◆ AVAILABLE RECORDS
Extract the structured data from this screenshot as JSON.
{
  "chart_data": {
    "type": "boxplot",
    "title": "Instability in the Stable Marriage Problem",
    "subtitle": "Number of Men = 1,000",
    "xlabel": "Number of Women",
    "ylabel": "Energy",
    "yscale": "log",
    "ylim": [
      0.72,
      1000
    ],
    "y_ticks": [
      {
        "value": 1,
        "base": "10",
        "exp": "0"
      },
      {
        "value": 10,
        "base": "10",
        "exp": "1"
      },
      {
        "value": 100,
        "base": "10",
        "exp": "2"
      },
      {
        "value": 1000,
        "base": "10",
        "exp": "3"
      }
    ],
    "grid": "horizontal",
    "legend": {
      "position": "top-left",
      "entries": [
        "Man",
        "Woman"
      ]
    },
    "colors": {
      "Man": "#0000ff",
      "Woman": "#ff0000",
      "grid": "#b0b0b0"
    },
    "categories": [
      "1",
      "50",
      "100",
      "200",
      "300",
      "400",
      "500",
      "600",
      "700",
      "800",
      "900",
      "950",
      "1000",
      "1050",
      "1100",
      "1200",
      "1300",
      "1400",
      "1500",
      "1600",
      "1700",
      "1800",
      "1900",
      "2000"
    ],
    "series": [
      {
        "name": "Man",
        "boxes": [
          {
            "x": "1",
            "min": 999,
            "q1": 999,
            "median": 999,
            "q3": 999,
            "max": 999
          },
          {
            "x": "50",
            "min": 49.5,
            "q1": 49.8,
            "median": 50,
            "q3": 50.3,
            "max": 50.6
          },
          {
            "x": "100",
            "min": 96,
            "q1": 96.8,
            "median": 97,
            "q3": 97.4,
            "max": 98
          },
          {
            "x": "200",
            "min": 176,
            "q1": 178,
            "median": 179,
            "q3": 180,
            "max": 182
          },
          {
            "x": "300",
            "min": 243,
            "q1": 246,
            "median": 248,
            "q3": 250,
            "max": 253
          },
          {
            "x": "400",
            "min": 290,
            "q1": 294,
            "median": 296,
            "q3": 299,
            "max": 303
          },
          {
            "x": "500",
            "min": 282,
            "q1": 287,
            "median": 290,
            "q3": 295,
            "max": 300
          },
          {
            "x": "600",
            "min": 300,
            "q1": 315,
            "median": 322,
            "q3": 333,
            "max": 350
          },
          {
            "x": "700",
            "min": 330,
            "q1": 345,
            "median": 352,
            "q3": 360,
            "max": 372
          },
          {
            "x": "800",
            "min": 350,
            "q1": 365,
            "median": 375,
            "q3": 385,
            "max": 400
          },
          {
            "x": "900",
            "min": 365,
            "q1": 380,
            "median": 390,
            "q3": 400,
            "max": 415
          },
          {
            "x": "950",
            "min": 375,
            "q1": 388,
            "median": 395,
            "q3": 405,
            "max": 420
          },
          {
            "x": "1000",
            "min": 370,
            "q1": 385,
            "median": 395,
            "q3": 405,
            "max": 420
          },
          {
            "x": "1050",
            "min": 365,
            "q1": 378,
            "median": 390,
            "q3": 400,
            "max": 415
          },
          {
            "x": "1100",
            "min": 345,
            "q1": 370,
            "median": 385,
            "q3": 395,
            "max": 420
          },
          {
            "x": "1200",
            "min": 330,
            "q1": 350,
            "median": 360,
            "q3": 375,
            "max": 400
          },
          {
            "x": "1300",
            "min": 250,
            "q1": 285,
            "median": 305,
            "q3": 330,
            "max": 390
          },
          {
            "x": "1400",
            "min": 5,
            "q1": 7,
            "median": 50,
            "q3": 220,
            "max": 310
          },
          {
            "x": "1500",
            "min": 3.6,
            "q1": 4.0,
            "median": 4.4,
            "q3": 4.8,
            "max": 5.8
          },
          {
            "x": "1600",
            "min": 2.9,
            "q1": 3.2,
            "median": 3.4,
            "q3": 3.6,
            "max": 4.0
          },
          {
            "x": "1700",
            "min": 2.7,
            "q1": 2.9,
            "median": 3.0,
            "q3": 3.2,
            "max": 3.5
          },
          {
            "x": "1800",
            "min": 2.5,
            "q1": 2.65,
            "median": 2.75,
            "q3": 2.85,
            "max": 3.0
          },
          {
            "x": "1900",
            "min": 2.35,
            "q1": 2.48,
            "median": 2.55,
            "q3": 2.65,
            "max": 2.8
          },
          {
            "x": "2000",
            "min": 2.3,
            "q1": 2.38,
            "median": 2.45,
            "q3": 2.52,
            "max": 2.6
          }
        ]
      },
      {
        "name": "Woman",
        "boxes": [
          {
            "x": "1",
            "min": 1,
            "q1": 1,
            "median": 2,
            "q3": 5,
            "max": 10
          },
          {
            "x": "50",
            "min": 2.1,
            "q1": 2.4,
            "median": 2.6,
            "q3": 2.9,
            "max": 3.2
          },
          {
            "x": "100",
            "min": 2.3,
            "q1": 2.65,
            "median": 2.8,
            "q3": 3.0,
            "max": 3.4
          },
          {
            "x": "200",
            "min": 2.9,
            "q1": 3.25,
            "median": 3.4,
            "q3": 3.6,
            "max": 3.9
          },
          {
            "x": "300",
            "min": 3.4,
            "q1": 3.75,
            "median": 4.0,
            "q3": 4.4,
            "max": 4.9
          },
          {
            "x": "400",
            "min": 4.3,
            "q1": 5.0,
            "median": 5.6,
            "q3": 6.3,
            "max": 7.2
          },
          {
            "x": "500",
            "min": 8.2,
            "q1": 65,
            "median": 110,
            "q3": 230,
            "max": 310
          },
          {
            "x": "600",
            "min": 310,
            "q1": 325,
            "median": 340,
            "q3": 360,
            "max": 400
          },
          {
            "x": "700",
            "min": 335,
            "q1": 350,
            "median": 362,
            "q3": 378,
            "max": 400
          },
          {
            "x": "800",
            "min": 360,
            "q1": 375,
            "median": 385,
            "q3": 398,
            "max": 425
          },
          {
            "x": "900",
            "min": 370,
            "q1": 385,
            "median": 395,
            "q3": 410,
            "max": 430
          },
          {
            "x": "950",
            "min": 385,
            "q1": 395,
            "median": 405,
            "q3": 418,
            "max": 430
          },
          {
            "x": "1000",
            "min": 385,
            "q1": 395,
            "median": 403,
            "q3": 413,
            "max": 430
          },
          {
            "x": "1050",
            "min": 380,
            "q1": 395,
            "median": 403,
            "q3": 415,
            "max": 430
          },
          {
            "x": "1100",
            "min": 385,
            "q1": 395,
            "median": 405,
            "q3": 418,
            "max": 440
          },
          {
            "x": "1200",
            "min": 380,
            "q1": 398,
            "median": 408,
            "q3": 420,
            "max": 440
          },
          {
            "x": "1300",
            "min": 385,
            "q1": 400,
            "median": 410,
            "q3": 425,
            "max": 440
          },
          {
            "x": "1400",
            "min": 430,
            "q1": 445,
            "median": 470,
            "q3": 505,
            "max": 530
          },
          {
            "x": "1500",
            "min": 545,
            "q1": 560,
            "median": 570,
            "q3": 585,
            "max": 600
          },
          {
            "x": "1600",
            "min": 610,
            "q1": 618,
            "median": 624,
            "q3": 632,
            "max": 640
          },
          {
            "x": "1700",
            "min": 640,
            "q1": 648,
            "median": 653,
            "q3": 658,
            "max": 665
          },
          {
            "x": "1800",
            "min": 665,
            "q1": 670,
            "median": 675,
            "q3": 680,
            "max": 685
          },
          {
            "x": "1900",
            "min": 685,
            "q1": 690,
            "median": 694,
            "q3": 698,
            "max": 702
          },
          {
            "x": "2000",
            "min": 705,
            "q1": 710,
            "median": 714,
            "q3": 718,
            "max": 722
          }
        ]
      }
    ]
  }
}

◆ EXERCISE
Restate all of the entries exactly, please.

◆ REPLY TO THE EXERCISE
Extract the structured data from this screenshot as JSON.
{
  "chart_data": {
    "type": "boxplot",
    "title": "Instability in the Stable Marriage Problem",
    "subtitle": "Number of Men = 1,000",
    "xlabel": "Number of Women",
    "ylabel": "Energy",
    "yscale": "log",
    "ylim": [
      0.72,
      1000
    ],
    "y_ticks": [
      {
        "value": 1,
        "base": "10",
        "exp": "0"
      },
      {
        "value": 10,
        "base": "10",
        "exp": "1"
      },
      {
        "value": 100,
        "base": "10",
        "exp": "2"
      },
      {
        "value": 1000,
        "base": "10",
        "exp": "3"
      }
    ],
    "grid": "horizontal",
    "legend": {
      "position": "top-left",
      "entries": [
        "Man",
        "Woman"
      ]
    },
    "colors": {
      "Man": "#0000ff",
      "Woman": "#ff0000",
      "grid": "#b0b0b0"
    },
    "categories": [
      "1",
      "50",
      "100",
      "200",
      "300",
      "400",
      "500",
      "600",
      "700",
      "800",
      "900",
      "950",
      "1000",
      "1050",
      "1100",
      "1200",
      "1300",
      "1400",
      "1500",
      "1600",
      "1700",
      "1800",
      "1900",
      "2000"
    ],
    "series": [
      {
        "name": "Man",
        "boxes": [
          {
            "x": "1",
            "min": 999,
            "q1": 999,
            "median": 999,
            "q3": 999,
            "max": 999
          },
          {
            "x": "50",
            "min": 49.5,
            "q1": 49.8,
            "median": 50,
            "q3": 50.3,
            "max": 50.6
          },
          {
            "x": "100",
            "min": 96,
            "q1": 96.8,
            "median": 97,
            "q3": 97.4,
            "max": 98
          },
          {
            "x": "200",
            "min": 176,
            "q1": 178,
            "median": 179,
            "q3": 180,
            "max": 182
          },
          {
            "x": "300",
            "min": 243,
            "q1": 246,
            "median": 248,
            "q3": 250,
            "max": 253
          },
          {
            "x": "400",
            "min": 290,
            "q1": 294,
            "median": 296,
            "q3": 299,
            "max": 303
          },
          {
            "x": "500",
            "min": 282,
            "q1": 287,
            "median": 290,
            "q3": 295,
            "max": 300
          },
          {
            "x": "600",
            "min": 300,
            "q1": 315,
            "median": 322,
            "q3": 333,
            "max": 350
          },
          {
            "x": "700",
            "min": 330,
            "q1": 345,
            "median": 352,
            "q3": 360,
            "max": 372
          },
          {
            "x": "800",
            "min": 350,
            "q1": 365,
            "median": 375,
            "q3": 385,
            "max": 400
          },
          {
            "x": "900",
            "min": 365,
            "q1": 380,
            "median": 390,
            "q3": 400,
            "max": 415
          },
          {
            "x": "950",
            "min": 375,
            "q1": 388,
            "median": 395,
            "q3": 405,
            "max": 420
          },
          {
            "x": "1000",
            "min": 370,
            "q1": 385,
            "median": 395,
            "q3": 405,
            "max": 420
          },
          {
            "x": "1050",
            "min": 365,
            "q1": 378,
            "median": 390,
            "q3": 400,
            "max": 415
          },
          {
            "x": "1100",
            "min": 345,
            "q1": 370,
            "median": 385,
            "q3": 395,
            "max": 420
          },
          {
            "x": "1200",
            "min": 330,
            "q1": 350,
            "median": 360,
            "q3": 375,
            "max": 400
          },
          {
            "x": "1300",
            "min": 250,
            "q1": 285,
            "median": 305,
            "q3": 330,
            "max": 390
          },
          {
            "x": "1400",
            "min": 5,
            "q1": 7,
            "median": 50,
            "q3": 220,
            "max": 310
          },
          {
            "x": "1500",
            "min": 3.6,
            "q1": 4.0,
            "median": 4.4,
            "q3": 4.8,
            "max": 5.8
          },
          {
            "x": "1600",
            "min": 2.9,
            "q1": 3.2,
            "median": 3.4,
            "q3": 3.6,
            "max": 4.0
          },
          {
            "x": "1700",
            "min": 2.7,
            "q1": 2.9,
            "median": 3.0,
            "q3": 3.2,
            "max": 3.5
          },
          {
            "x": "1800",
            "min": 2.5,
            "q1": 2.65,
            "median": 2.75,
            "q3": 2.85,
            "max": 3.0
          },
          {
            "x": "1900",
            "min": 2.35,
            "q1": 2.48,
            "median": 2.55,
            "q3": 2.65,
            "max": 2.8
          },
          {
            "x": "2000",
            "min": 2.3,
            "q1": 2.38,
            "median": 2.45,
            "q3": 2.52,
            "max": 2.6
          }
        ]
      },
      {
        "name": "Woman",
        "boxes": [
          {
            "x": "1",
            "min": 1,
            "q1": 1,
            "median": 2,
            "q3": 5,
            "max": 10
          },
          {
            "x": "50",
            "min": 2.1,
            "q1": 2.4,
            "median": 2.6,
            "q3": 2.9,
            "max": 3.2
          },
          {
            "x": "100",
            "min": 2.3,
            "q1": 2.65,
            "median": 2.8,
            "q3": 3.0,
            "max": 3.4
          },
          {
            "x": "200",
            "min": 2.9,
            "q1": 3.25,
            "median": 3.4,
            "q3": 3.6,
            "max": 3.9
          },
          {
            "x": "300",
            "min": 3.4,
            "q1": 3.75,
            "median": 4.0,
            "q3": 4.4,
            "max": 4.9
          },
          {
            "x": "400",
            "min": 4.3,
            "q1": 5.0,
            "median": 5.6,
            "q3": 6.3,
            "max": 7.2
          },
          {
            "x": "500",
            "min": 8.2,
            "q1": 65,
            "median": 110,
            "q3": 230,
            "max": 310
          },
          {
            "x": "600",
            "min": 310,
            "q1": 325,
            "median": 340,
            "q3": 360,
            "max": 400
          },
          {
            "x": "700",
            "min": 335,
            "q1": 350,
            "median": 362,
            "q3": 378,
            "max": 400
          },
          {
            "x": "800",
            "min": 360,
            "q1": 375,
            "median": 385,
            "q3": 398,
            "max": 425
          },
          {
            "x": "900",
            "min": 370,
            "q1": 385,
            "median": 395,
            "q3": 410,
            "max": 430
          },
          {
            "x": "950",
            "min": 385,
            "q1": 395,
            "median": 405,
            "q3": 418,
            "max": 430
          },
          {
            "x": "1000",
            "min": 385,
            "q1": 395,
            "median": 403,
            "q3": 413,
            "max": 430
          },
          {
            "x": "1050",
            "min": 380,
            "q1": 395,
            "median": 403,
            "q3": 415,
            "max": 430
          },
          {
            "x": "1100",
            "min": 385,
            "q1": 395,
            "median": 405,
            "q3": 418,
            "max": 440
          },
          {
            "x": "1200",
            "min": 380,
            "q1": 398,
            "median": 408,
            "q3": 420,
            "max": 440
          },
          {
            "x": "1300",
            "min": 385,
            "q1": 400,
            "median": 410,
            "q3": 425,
            "max": 440
          },
          {
            "x": "1400",
            "min": 430,
            "q1": 445,
            "median": 470,
            "q3": 505,
            "max": 530
          },
          {
            "x": "1500",
            "min": 545,
            "q1": 560,
            "median": 570,
            "q3": 585,
            "max": 600
          },
          {
            "x": "1600",
            "min": 610,
            "q1": 618,
            "median": 624,
            "q3": 632,
            "max": 640
          },
          {
            "x": "1700",
            "min": 640,
            "q1": 648,
            "median": 653,
            "q3": 658,
            "max": 665
          },
          {
            "x": "1800",
            "min": 665,
            "q1": 670,
            "median": 675,
            "q3": 680,
            "max": 685
          },
          {
            "x": "1900",
            "min": 685,
            "q1": 690,
            "median": 694,
            "q3": 698,
            "max": 702
          },
          {
            "x": "2000",
            "min": 705,
            "q1": 710,
            "median": 714,
            "q3": 718,
            "max": 722
          }
        ]
      }
    ]
  }
}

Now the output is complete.